*What this task involves*: Your task is to give the entries back exactly, leaving nothing out.

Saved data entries
%%

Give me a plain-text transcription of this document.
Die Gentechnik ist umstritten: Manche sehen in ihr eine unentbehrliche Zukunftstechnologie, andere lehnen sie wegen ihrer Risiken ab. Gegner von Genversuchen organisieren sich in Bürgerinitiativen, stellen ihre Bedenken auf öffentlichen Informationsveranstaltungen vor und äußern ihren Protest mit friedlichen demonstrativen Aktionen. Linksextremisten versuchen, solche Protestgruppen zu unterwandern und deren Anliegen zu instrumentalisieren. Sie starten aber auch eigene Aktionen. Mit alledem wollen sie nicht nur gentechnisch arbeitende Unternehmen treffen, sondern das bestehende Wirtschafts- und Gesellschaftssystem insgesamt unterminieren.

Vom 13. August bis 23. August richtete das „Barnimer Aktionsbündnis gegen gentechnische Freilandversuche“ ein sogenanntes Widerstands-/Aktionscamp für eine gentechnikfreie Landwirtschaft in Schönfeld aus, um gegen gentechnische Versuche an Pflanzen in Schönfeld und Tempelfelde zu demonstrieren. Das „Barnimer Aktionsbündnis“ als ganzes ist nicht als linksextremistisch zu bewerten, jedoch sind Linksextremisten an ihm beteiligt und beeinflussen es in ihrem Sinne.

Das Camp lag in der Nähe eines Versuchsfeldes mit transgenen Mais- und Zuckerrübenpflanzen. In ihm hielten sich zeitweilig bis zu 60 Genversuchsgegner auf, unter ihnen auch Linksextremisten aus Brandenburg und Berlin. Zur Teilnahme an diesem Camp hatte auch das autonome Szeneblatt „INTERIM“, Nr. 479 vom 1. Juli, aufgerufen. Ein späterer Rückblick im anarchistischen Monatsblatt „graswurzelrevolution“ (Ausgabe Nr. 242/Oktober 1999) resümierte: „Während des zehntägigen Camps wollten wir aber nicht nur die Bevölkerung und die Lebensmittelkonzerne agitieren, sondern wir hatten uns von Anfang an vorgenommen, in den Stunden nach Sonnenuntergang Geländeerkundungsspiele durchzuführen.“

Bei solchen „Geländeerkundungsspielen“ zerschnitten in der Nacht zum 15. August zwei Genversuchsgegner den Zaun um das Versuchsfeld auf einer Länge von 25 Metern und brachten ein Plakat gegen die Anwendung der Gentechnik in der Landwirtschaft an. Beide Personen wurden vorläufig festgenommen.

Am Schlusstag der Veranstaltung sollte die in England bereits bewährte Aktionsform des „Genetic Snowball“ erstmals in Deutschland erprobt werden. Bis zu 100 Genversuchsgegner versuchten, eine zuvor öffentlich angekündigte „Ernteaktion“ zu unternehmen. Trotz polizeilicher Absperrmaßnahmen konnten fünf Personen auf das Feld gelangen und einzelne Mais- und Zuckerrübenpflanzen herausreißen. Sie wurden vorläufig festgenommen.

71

%%

*Exercise answer*:
Give me a plain-text transcription of this document.
Die Gentechnik ist umstritten: Manche sehen in ihr eine unentbehrliche Zukunftstechnologie, andere lehnen sie wegen ihrer Risiken ab. Gegner von Genversuchen organisieren sich in Bürgerinitiativen, stellen ihre Bedenken auf öffentlichen Informationsveranstaltungen vor und äußern ihren Protest mit friedlichen demonstrativen Aktionen. Linksextremisten versuchen, solche Protestgruppen zu unterwandern und deren Anliegen zu instrumentalisieren. Sie starten aber auch eigene Aktionen. Mit alledem wollen sie nicht nur gentechnisch arbeitende Unternehmen treffen, sondern das bestehende Wirtschafts- und Gesellschaftssystem insgesamt unterminieren.

Vom 13. August bis 23. August richtete das „Barnimer Aktionsbündnis gegen gentechnische Freilandversuche“ ein sogenanntes Widerstands-/Aktionscamp für eine gentechnikfreie Landwirtschaft in Schönfeld aus, um gegen gentechnische Versuche an Pflanzen in Schönfeld und Tempelfelde zu demonstrieren. Das „Barnimer Aktionsbündnis“ als ganzes ist nicht als linksextremistisch zu bewerten, jedoch sind Linksextremisten an ihm beteiligt und beeinflussen es in ihrem Sinne.

Das Camp lag in der Nähe eines Versuchsfeldes mit transgenen Mais- und Zuckerrübenpflanzen. In ihm hielten sich zeitweilig bis zu 60 Genversuchsgegner auf, unter ihnen auch Linksextremisten aus Brandenburg und Berlin. Zur Teilnahme an diesem Camp hatte auch das autonome Szeneblatt „INTERIM“, Nr. 479 vom 1. Juli, aufgerufen. Ein späterer Rückblick im anarchistischen Monatsblatt „graswurzelrevolution“ (Ausgabe Nr. 242/Oktober 1999) resümierte: „Während des zehntägigen Camps wollten wir aber nicht nur die Bevölkerung und die Lebensmittelkonzerne agitieren, sondern wir hatten uns von Anfang an vorgenommen, in den Stunden nach Sonnenuntergang Geländeerkundungsspiele durchzuführen.“

Bei solchen „Geländeerkundungsspielen“ zerschnitten in der Nacht zum 15. August zwei Genversuchsgegner den Zaun um das Versuchsfeld auf einer Länge von 25 Metern und brachten ein Plakat gegen die Anwendung der Gentechnik in der Landwirtschaft an. Beide Personen wurden vorläufig festgenommen.

Am Schlusstag der Veranstaltung sollte die in England bereits bewährte Aktionsform des „Genetic Snowball“ erstmals in Deutschland erprobt werden. Bis zu 100 Genversuchsgegner versuchten, eine zuvor öffentlich angekündigte „Ernteaktion“ zu unternehmen. Trotz polizeilicher Absperrmaßnahmen konnten fünf Personen auf das Feld gelangen und einzelne Mais- und Zuckerrübenpflanzen herausreißen. Sie wurden vorläufig festgenommen.

71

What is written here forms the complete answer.